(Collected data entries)
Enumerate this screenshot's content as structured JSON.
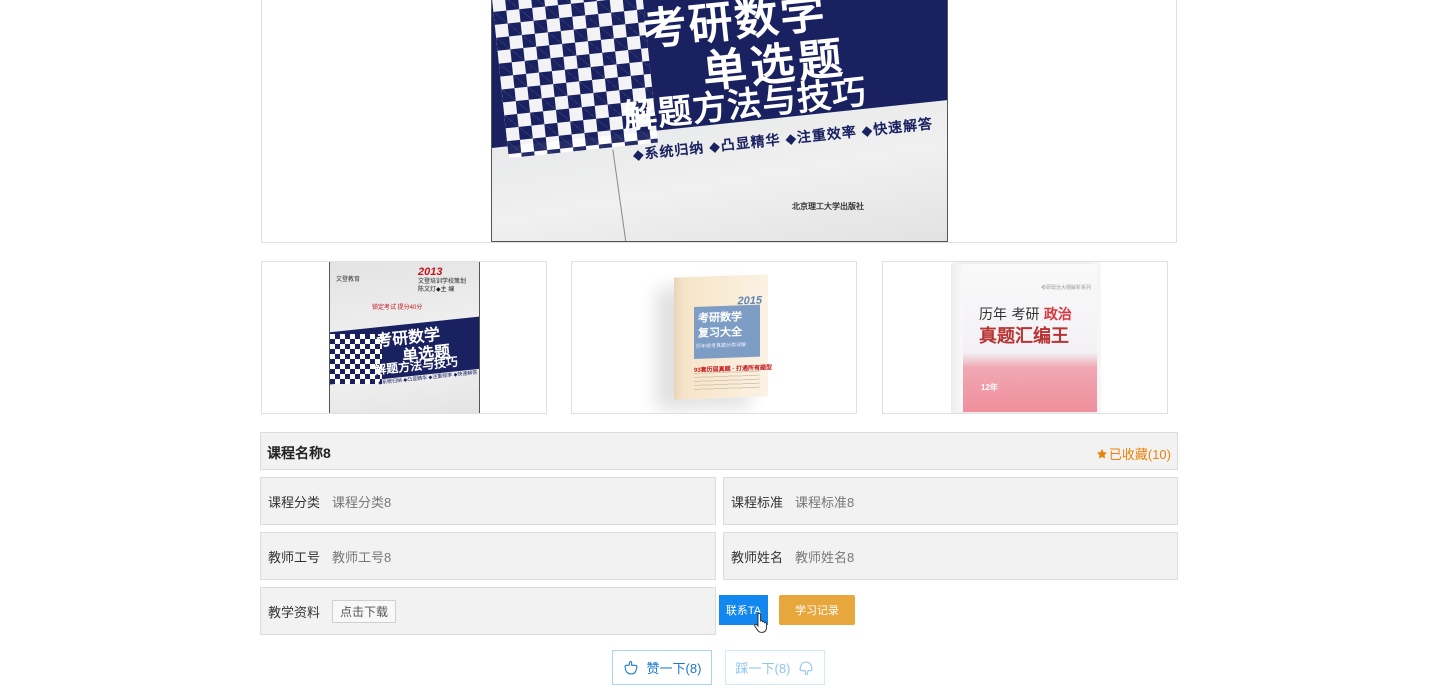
{
  "main_image": {
    "title_line1": "考研数学",
    "title_line2": "单选题",
    "title_line3": "解题方法与技巧",
    "features": "◆系统归纳 ◆凸显精华 ◆注重效率 ◆快速解答",
    "publisher": "北京理工大学出版社"
  },
  "thumbnails": [
    {
      "year": "2013",
      "subtitle_lines": "文登培训学校策划\n陈文灯◆主 编",
      "logo": "文登教育",
      "red_note": "锁定考试 提分40分",
      "title_line1": "考研数学",
      "title_line2": "单选题",
      "title_line3": "解题方法与技巧",
      "features": "◆系统归纳 ◆凸显精华 ◆注重效率 ◆快速解答"
    },
    {
      "year": "2015",
      "title_line1": "考研数学",
      "title_line2": "复习大全",
      "band_note": "历年统考真题分类详解",
      "count_note": "93套历届真题 · 打通所有题型"
    },
    {
      "series": "考研政治大纲解析系列",
      "title_line1_a": "历年 考研 ",
      "title_line1_b": "政治",
      "title_line2": "真题汇编王",
      "count": "12年"
    }
  ],
  "course": {
    "title": "课程名称8",
    "favorite_label": "已收藏(10)",
    "fields": {
      "category_label": "课程分类",
      "category_value": "课程分类8",
      "standard_label": "课程标准",
      "standard_value": "课程标准8",
      "teacher_id_label": "教师工号",
      "teacher_id_value": "教师工号8",
      "teacher_name_label": "教师姓名",
      "teacher_name_value": "教师姓名8",
      "material_label": "教学资料",
      "download_label": "点击下载"
    },
    "contact_label": "联系TA",
    "record_label": "学习记录",
    "like_label": "赞一下(8)",
    "dislike_label": "踩一下(8)"
  },
  "colors": {
    "accent_blue": "#1287f0",
    "accent_orange": "#e8a73c",
    "favorite_orange": "#e8840c",
    "cover_navy": "#1a2160"
  },
  "icons": {
    "favorite": "star-icon",
    "like": "thumb-up-icon",
    "dislike": "thumb-down-icon",
    "cursor": "hand-pointer-icon"
  }
}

WHAT NEEDS TO BE DONE:
Write out the listing above again, exactly, but with no pictures in the copy.

RESULT:
Enumerate this screenshot's content as structured JSON.
{
  "main_image": {
    "title_line1": "考研数学",
    "title_line2": "单选题",
    "title_line3": "解题方法与技巧",
    "features": "◆系统归纳 ◆凸显精华 ◆注重效率 ◆快速解答",
    "publisher": "北京理工大学出版社"
  },
  "thumbnails": [
    {
      "year": "2013",
      "subtitle_lines": "文登培训学校策划\n陈文灯◆主 编",
      "logo": "文登教育",
      "red_note": "锁定考试 提分40分",
      "title_line1": "考研数学",
      "title_line2": "单选题",
      "title_line3": "解题方法与技巧",
      "features": "◆系统归纳 ◆凸显精华 ◆注重效率 ◆快速解答"
    },
    {
      "year": "2015",
      "title_line1": "考研数学",
      "title_line2": "复习大全",
      "band_note": "历年统考真题分类详解",
      "count_note": "93套历届真题 · 打通所有题型"
    },
    {
      "series": "考研政治大纲解析系列",
      "title_line1_a": "历年 考研 ",
      "title_line1_b": "政治",
      "title_line2": "真题汇编王",
      "count": "12年"
    }
  ],
  "course": {
    "title": "课程名称8",
    "favorite_label": "已收藏(10)",
    "fields": {
      "category_label": "课程分类",
      "category_value": "课程分类8",
      "standard_label": "课程标准",
      "standard_value": "课程标准8",
      "teacher_id_label": "教师工号",
      "teacher_id_value": "教师工号8",
      "teacher_name_label": "教师姓名",
      "teacher_name_value": "教师姓名8",
      "material_label": "教学资料",
      "download_label": "点击下载"
    },
    "contact_label": "联系TA",
    "record_label": "学习记录",
    "like_label": "赞一下(8)",
    "dislike_label": "踩一下(8)"
  },
  "colors": {
    "accent_blue": "#1287f0",
    "accent_orange": "#e8a73c",
    "favorite_orange": "#e8840c",
    "cover_navy": "#1a2160"
  },
  "icons": {
    "favorite": "star-icon",
    "like": "thumb-up-icon",
    "dislike": "thumb-down-icon",
    "cursor": "hand-pointer-icon"
  }
}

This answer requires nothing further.